> [Aim of the exercise] In the following material, identify every line holding the string "JSON" and return it.

> [Dataset items]
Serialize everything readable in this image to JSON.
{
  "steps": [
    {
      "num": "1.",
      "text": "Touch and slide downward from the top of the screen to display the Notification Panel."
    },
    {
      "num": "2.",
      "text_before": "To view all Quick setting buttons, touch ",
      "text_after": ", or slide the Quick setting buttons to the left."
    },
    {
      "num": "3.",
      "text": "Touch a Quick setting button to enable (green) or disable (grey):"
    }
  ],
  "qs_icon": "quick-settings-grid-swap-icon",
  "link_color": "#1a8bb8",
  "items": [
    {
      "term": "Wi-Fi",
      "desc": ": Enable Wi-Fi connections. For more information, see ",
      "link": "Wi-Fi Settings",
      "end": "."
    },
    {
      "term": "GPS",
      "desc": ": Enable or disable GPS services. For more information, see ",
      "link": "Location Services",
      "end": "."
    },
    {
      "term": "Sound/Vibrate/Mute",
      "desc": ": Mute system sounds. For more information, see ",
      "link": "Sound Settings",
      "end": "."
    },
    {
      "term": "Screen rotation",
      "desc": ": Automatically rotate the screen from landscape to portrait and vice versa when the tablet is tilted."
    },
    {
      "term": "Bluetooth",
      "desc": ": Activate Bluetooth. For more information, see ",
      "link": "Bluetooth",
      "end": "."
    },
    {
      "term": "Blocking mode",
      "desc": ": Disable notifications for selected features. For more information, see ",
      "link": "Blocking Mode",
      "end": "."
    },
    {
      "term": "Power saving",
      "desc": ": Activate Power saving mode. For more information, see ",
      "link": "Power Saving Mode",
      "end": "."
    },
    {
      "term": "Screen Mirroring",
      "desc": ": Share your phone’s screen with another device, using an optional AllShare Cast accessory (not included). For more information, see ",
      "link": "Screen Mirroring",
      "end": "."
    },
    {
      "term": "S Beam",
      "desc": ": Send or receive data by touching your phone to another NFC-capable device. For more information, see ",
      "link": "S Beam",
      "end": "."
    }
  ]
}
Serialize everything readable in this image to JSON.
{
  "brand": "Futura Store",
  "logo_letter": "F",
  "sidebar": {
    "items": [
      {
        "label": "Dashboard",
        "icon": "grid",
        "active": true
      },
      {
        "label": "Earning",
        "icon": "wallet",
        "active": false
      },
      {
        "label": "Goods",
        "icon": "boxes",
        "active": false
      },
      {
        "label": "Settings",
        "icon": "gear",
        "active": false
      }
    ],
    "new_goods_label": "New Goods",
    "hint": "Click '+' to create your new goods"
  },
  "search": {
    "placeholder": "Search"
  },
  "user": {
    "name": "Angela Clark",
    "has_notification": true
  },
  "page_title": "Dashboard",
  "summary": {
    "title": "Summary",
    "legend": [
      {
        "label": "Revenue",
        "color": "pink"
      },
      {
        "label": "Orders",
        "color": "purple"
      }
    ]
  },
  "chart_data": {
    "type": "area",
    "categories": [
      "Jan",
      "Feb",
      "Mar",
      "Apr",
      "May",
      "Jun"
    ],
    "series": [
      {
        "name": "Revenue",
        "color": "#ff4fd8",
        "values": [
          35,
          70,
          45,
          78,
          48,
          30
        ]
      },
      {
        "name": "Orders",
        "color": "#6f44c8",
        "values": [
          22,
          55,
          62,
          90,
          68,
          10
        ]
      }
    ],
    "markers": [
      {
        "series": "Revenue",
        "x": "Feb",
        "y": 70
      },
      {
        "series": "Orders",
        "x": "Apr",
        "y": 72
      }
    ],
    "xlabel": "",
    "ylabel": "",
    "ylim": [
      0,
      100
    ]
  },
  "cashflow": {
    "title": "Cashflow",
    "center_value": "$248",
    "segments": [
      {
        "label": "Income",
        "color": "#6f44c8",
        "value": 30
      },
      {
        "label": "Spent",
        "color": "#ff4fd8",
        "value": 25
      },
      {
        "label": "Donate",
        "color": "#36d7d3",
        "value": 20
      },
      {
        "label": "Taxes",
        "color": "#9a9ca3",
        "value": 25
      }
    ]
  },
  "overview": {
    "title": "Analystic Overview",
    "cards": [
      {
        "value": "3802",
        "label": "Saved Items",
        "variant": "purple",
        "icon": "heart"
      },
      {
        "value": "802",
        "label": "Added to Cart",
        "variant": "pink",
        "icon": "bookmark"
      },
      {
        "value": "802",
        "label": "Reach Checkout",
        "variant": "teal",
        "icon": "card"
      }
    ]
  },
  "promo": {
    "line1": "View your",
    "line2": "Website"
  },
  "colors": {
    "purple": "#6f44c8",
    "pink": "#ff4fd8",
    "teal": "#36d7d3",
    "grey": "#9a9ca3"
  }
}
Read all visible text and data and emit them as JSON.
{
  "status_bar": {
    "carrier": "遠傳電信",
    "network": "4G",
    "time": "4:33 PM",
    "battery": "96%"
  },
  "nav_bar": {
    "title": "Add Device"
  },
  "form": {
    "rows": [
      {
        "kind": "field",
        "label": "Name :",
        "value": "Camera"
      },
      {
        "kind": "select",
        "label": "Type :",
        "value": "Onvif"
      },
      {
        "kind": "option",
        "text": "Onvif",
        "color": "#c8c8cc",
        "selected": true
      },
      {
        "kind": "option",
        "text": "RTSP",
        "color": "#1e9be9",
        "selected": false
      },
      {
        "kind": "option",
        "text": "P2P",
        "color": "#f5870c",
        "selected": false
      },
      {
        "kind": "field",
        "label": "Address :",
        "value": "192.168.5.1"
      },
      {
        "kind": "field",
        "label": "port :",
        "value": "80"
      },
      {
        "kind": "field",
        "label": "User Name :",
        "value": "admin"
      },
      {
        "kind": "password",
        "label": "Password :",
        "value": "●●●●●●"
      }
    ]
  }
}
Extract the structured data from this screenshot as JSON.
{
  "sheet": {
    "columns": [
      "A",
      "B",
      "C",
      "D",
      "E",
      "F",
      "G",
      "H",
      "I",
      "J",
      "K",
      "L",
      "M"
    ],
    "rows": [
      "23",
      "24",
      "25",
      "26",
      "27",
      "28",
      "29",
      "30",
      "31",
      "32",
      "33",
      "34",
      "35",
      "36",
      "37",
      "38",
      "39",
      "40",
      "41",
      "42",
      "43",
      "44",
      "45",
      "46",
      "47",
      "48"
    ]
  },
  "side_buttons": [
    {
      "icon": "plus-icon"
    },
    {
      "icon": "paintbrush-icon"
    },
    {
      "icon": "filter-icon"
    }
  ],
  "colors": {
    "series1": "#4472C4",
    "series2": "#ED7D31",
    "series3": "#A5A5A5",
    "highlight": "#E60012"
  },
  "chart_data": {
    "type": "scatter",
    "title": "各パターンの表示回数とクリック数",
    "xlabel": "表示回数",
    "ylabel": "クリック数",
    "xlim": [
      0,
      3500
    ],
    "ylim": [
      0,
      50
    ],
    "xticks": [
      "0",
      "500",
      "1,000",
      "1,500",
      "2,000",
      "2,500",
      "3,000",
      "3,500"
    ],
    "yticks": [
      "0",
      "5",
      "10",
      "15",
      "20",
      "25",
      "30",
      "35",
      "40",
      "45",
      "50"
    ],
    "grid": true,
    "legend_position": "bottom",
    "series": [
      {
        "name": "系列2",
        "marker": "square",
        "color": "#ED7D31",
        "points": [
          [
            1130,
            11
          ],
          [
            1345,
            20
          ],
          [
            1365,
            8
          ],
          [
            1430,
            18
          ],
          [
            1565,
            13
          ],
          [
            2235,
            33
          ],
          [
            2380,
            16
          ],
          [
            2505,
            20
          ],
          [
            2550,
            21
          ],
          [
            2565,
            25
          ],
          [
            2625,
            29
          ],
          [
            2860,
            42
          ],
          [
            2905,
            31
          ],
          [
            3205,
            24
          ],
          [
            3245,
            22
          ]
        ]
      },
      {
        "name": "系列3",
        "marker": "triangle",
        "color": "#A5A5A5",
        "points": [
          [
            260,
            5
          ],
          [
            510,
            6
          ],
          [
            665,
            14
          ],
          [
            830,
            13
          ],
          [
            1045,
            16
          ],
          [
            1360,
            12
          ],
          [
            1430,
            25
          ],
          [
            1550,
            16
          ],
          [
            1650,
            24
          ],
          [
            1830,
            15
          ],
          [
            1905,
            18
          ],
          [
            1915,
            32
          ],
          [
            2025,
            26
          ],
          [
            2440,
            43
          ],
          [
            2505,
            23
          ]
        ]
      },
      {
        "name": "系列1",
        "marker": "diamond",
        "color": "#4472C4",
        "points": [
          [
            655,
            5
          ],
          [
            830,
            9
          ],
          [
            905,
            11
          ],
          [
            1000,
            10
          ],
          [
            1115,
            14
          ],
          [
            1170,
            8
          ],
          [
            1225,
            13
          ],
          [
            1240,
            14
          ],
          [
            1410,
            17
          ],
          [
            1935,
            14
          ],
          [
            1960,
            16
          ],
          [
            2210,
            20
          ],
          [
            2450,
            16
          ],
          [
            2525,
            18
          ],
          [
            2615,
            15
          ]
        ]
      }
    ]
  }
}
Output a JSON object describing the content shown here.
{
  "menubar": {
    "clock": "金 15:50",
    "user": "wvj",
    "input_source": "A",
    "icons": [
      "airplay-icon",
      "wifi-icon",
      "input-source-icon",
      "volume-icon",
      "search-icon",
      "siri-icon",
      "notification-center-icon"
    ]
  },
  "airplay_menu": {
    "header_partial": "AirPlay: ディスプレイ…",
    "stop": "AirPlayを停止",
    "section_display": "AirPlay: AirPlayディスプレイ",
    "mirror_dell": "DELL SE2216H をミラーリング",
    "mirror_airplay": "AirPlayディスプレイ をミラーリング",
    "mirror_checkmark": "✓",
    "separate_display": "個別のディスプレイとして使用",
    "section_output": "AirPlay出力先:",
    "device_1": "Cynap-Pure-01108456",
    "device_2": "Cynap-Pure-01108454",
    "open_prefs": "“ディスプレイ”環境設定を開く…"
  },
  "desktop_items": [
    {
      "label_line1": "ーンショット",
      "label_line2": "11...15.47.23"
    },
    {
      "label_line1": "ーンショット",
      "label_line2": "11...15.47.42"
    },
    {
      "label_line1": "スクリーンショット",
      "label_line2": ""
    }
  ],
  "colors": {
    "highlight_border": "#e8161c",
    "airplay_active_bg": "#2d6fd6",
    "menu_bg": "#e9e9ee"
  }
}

> [The solution]
Serialize everything readable in this image to JSON.
Serialize everything readable in this image to JSON.
Read all visible text and data and emit them as JSON.
Extract the structured data from this screenshot as JSON.
Output a JSON object describing the content shown here.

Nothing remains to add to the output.